Exercise description:
Among the lines below, how many carry the string "Total"? Reply with a number and nothing else.

Data entries:
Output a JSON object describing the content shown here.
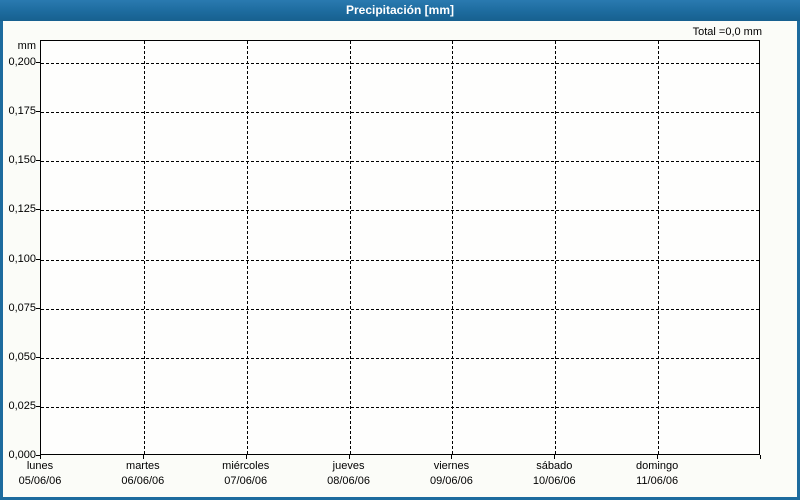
{
  "window": {
    "title": "Precipitación [mm]",
    "titlebar_color": "#1d6b9e",
    "border_color": "#1d6b9e",
    "background_color": "#fbfcf8"
  },
  "summary": {
    "total_label": "Total =0,0 mm"
  },
  "chart_data": {
    "type": "bar",
    "title": "Precipitación [mm]",
    "xlabel": "",
    "ylabel": "mm",
    "total_annotation": "Total =0,0 mm",
    "categories": [
      {
        "day": "lunes",
        "date": "05/06/06"
      },
      {
        "day": "martes",
        "date": "06/06/06"
      },
      {
        "day": "miércoles",
        "date": "07/06/06"
      },
      {
        "day": "jueves",
        "date": "08/06/06"
      },
      {
        "day": "viernes",
        "date": "09/06/06"
      },
      {
        "day": "sábado",
        "date": "10/06/06"
      },
      {
        "day": "domingo",
        "date": "11/06/06"
      }
    ],
    "values": [
      0,
      0,
      0,
      0,
      0,
      0,
      0
    ],
    "ylim": [
      0,
      0.2112
    ],
    "yticks": [
      {
        "value": 0.2,
        "label": "0,200"
      },
      {
        "value": 0.175,
        "label": "0,175"
      },
      {
        "value": 0.15,
        "label": "0,150"
      },
      {
        "value": 0.125,
        "label": "0,125"
      },
      {
        "value": 0.1,
        "label": "0,100"
      },
      {
        "value": 0.075,
        "label": "0,075"
      },
      {
        "value": 0.05,
        "label": "0,050"
      },
      {
        "value": 0.025,
        "label": "0,025"
      },
      {
        "value": 0.0,
        "label": "0,000"
      }
    ],
    "grid": {
      "horizontal": "dashed",
      "vertical": "dashed"
    },
    "legend": null
  }
}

Response:
2